Data to examine section start

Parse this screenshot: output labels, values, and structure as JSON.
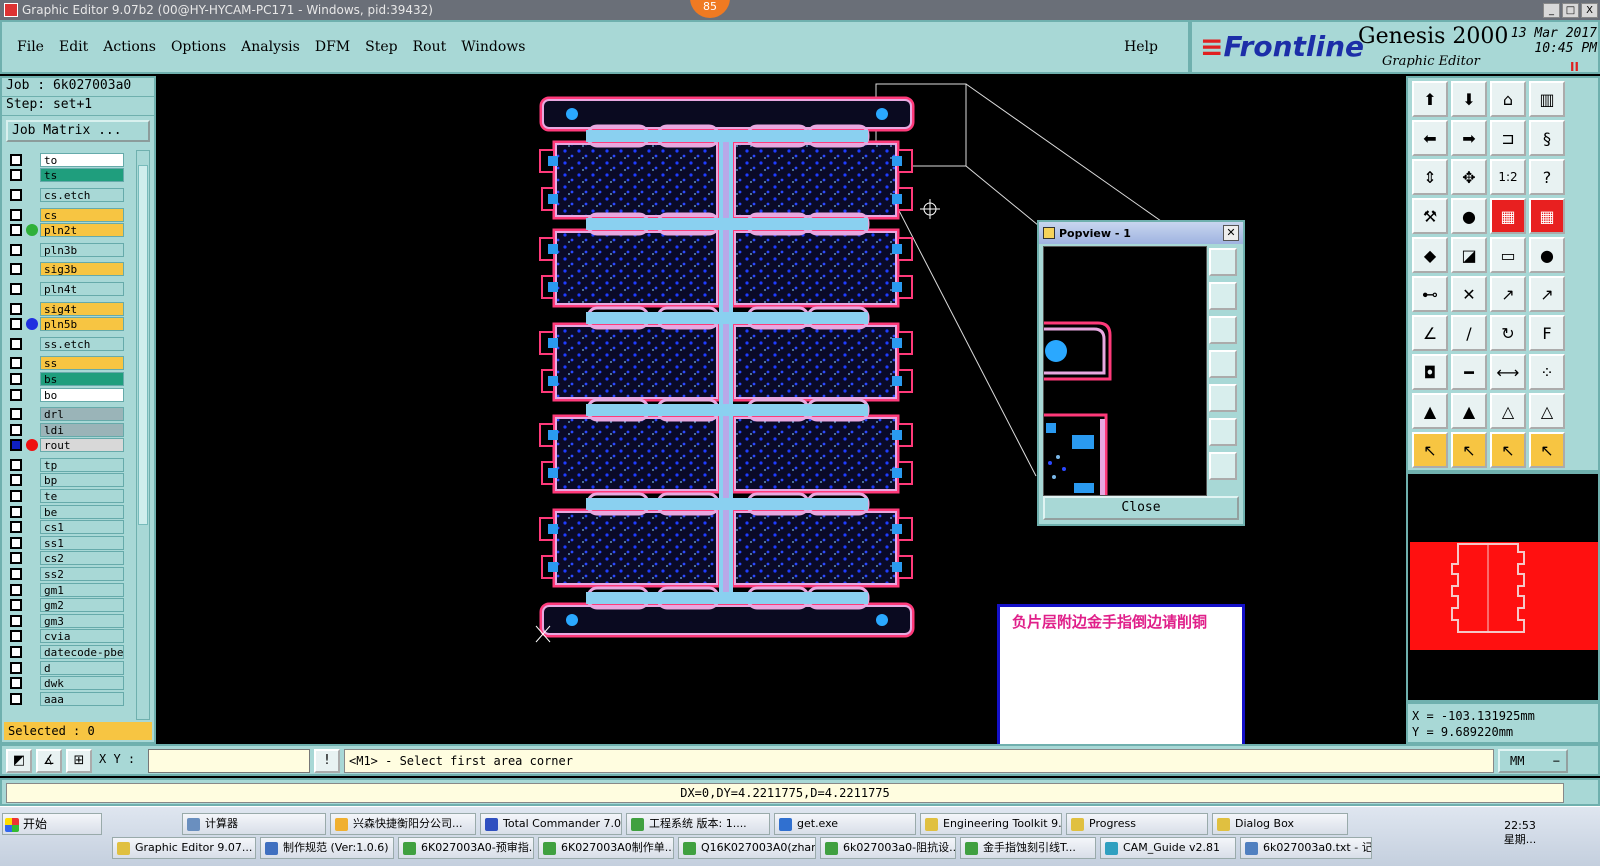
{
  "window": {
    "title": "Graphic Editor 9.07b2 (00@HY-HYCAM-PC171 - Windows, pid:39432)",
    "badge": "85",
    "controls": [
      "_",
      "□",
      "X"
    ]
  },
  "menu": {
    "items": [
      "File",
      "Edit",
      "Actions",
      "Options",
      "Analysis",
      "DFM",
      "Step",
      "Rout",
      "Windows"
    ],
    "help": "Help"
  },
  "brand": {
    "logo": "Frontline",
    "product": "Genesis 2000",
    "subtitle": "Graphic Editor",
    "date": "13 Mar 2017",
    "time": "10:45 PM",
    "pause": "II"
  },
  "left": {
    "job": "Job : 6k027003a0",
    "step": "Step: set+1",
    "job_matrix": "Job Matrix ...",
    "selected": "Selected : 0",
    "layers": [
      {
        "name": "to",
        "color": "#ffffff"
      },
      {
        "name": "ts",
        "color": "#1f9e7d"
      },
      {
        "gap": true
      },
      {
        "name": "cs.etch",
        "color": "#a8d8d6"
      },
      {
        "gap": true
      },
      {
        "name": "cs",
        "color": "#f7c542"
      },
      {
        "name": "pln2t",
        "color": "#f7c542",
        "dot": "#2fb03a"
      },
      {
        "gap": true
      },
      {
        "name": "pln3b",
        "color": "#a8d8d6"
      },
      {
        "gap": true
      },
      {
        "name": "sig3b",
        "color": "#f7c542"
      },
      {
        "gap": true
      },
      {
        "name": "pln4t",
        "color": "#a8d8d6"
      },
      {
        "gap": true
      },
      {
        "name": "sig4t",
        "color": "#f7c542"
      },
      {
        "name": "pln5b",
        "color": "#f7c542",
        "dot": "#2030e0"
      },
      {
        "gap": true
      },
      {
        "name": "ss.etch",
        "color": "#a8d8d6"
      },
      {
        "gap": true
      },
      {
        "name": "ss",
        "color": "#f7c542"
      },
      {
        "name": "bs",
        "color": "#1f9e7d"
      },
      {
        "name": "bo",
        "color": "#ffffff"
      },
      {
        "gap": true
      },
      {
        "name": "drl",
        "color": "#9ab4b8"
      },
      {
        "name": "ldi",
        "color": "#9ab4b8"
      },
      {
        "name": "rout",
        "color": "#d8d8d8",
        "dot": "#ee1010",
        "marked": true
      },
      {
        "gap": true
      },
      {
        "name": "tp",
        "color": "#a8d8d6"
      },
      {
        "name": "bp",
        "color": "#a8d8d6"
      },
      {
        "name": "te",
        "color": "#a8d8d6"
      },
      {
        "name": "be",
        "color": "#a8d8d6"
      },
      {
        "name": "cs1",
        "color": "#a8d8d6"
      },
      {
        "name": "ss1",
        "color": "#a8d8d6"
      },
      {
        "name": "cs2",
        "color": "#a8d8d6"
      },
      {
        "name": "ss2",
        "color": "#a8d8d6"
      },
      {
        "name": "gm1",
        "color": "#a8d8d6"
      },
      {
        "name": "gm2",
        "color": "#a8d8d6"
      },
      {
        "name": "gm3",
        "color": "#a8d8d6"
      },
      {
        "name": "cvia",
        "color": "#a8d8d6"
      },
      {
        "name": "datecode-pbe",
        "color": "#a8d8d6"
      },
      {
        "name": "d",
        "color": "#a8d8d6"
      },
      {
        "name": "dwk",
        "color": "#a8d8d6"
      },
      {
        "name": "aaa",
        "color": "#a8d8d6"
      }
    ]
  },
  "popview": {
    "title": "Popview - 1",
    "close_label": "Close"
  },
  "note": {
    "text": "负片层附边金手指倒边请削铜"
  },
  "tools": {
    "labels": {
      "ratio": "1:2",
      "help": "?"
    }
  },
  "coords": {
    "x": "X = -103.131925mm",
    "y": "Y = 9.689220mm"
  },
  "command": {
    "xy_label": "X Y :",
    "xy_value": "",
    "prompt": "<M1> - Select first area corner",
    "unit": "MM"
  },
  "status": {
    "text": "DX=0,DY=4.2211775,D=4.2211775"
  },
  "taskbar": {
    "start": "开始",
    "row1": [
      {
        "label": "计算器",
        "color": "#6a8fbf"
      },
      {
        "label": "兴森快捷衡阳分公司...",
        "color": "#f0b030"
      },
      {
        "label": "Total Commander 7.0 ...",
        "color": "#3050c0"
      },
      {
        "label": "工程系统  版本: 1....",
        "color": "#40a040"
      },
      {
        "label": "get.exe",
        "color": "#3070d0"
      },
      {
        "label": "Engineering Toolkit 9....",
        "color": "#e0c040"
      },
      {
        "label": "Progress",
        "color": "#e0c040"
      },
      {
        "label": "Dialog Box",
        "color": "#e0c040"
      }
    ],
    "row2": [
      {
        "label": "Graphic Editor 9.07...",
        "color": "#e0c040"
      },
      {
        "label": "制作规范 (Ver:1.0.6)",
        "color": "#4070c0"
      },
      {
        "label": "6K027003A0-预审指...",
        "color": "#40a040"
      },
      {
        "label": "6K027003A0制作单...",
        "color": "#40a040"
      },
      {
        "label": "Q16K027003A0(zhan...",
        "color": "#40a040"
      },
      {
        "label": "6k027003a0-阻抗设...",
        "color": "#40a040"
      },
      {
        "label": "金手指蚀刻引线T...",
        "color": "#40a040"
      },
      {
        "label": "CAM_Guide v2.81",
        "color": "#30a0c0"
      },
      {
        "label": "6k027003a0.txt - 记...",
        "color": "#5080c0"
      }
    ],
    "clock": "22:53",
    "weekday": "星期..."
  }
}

Data to examine section end

Task directions ->
Please return the lines above exactly, with the pictures omitted.

Task answer ->
Parse this screenshot: output labels, values, and structure as JSON.
{
  "window": {
    "title": "Graphic Editor 9.07b2 (00@HY-HYCAM-PC171 - Windows, pid:39432)",
    "badge": "85",
    "controls": [
      "_",
      "□",
      "X"
    ]
  },
  "menu": {
    "items": [
      "File",
      "Edit",
      "Actions",
      "Options",
      "Analysis",
      "DFM",
      "Step",
      "Rout",
      "Windows"
    ],
    "help": "Help"
  },
  "brand": {
    "logo": "Frontline",
    "product": "Genesis 2000",
    "subtitle": "Graphic Editor",
    "date": "13 Mar 2017",
    "time": "10:45 PM",
    "pause": "II"
  },
  "left": {
    "job": "Job : 6k027003a0",
    "step": "Step: set+1",
    "job_matrix": "Job Matrix ...",
    "selected": "Selected : 0",
    "layers": [
      {
        "name": "to",
        "color": "#ffffff"
      },
      {
        "name": "ts",
        "color": "#1f9e7d"
      },
      {
        "gap": true
      },
      {
        "name": "cs.etch",
        "color": "#a8d8d6"
      },
      {
        "gap": true
      },
      {
        "name": "cs",
        "color": "#f7c542"
      },
      {
        "name": "pln2t",
        "color": "#f7c542",
        "dot": "#2fb03a"
      },
      {
        "gap": true
      },
      {
        "name": "pln3b",
        "color": "#a8d8d6"
      },
      {
        "gap": true
      },
      {
        "name": "sig3b",
        "color": "#f7c542"
      },
      {
        "gap": true
      },
      {
        "name": "pln4t",
        "color": "#a8d8d6"
      },
      {
        "gap": true
      },
      {
        "name": "sig4t",
        "color": "#f7c542"
      },
      {
        "name": "pln5b",
        "color": "#f7c542",
        "dot": "#2030e0"
      },
      {
        "gap": true
      },
      {
        "name": "ss.etch",
        "color": "#a8d8d6"
      },
      {
        "gap": true
      },
      {
        "name": "ss",
        "color": "#f7c542"
      },
      {
        "name": "bs",
        "color": "#1f9e7d"
      },
      {
        "name": "bo",
        "color": "#ffffff"
      },
      {
        "gap": true
      },
      {
        "name": "drl",
        "color": "#9ab4b8"
      },
      {
        "name": "ldi",
        "color": "#9ab4b8"
      },
      {
        "name": "rout",
        "color": "#d8d8d8",
        "dot": "#ee1010",
        "marked": true
      },
      {
        "gap": true
      },
      {
        "name": "tp",
        "color": "#a8d8d6"
      },
      {
        "name": "bp",
        "color": "#a8d8d6"
      },
      {
        "name": "te",
        "color": "#a8d8d6"
      },
      {
        "name": "be",
        "color": "#a8d8d6"
      },
      {
        "name": "cs1",
        "color": "#a8d8d6"
      },
      {
        "name": "ss1",
        "color": "#a8d8d6"
      },
      {
        "name": "cs2",
        "color": "#a8d8d6"
      },
      {
        "name": "ss2",
        "color": "#a8d8d6"
      },
      {
        "name": "gm1",
        "color": "#a8d8d6"
      },
      {
        "name": "gm2",
        "color": "#a8d8d6"
      },
      {
        "name": "gm3",
        "color": "#a8d8d6"
      },
      {
        "name": "cvia",
        "color": "#a8d8d6"
      },
      {
        "name": "datecode-pbe",
        "color": "#a8d8d6"
      },
      {
        "name": "d",
        "color": "#a8d8d6"
      },
      {
        "name": "dwk",
        "color": "#a8d8d6"
      },
      {
        "name": "aaa",
        "color": "#a8d8d6"
      }
    ]
  },
  "popview": {
    "title": "Popview - 1",
    "close_label": "Close"
  },
  "note": {
    "text": "负片层附边金手指倒边请削铜"
  },
  "tools": {
    "labels": {
      "ratio": "1:2",
      "help": "?"
    }
  },
  "coords": {
    "x": "X = -103.131925mm",
    "y": "Y = 9.689220mm"
  },
  "command": {
    "xy_label": "X Y :",
    "xy_value": "",
    "prompt": "<M1> - Select first area corner",
    "unit": "MM"
  },
  "status": {
    "text": "DX=0,DY=4.2211775,D=4.2211775"
  },
  "taskbar": {
    "start": "开始",
    "row1": [
      {
        "label": "计算器",
        "color": "#6a8fbf"
      },
      {
        "label": "兴森快捷衡阳分公司...",
        "color": "#f0b030"
      },
      {
        "label": "Total Commander 7.0 ...",
        "color": "#3050c0"
      },
      {
        "label": "工程系统  版本: 1....",
        "color": "#40a040"
      },
      {
        "label": "get.exe",
        "color": "#3070d0"
      },
      {
        "label": "Engineering Toolkit 9....",
        "color": "#e0c040"
      },
      {
        "label": "Progress",
        "color": "#e0c040"
      },
      {
        "label": "Dialog Box",
        "color": "#e0c040"
      }
    ],
    "row2": [
      {
        "label": "Graphic Editor 9.07...",
        "color": "#e0c040"
      },
      {
        "label": "制作规范 (Ver:1.0.6)",
        "color": "#4070c0"
      },
      {
        "label": "6K027003A0-预审指...",
        "color": "#40a040"
      },
      {
        "label": "6K027003A0制作单...",
        "color": "#40a040"
      },
      {
        "label": "Q16K027003A0(zhan...",
        "color": "#40a040"
      },
      {
        "label": "6k027003a0-阻抗设...",
        "color": "#40a040"
      },
      {
        "label": "金手指蚀刻引线T...",
        "color": "#40a040"
      },
      {
        "label": "CAM_Guide v2.81",
        "color": "#30a0c0"
      },
      {
        "label": "6k027003a0.txt - 记...",
        "color": "#5080c0"
      }
    ],
    "clock": "22:53",
    "weekday": "星期..."
  }
}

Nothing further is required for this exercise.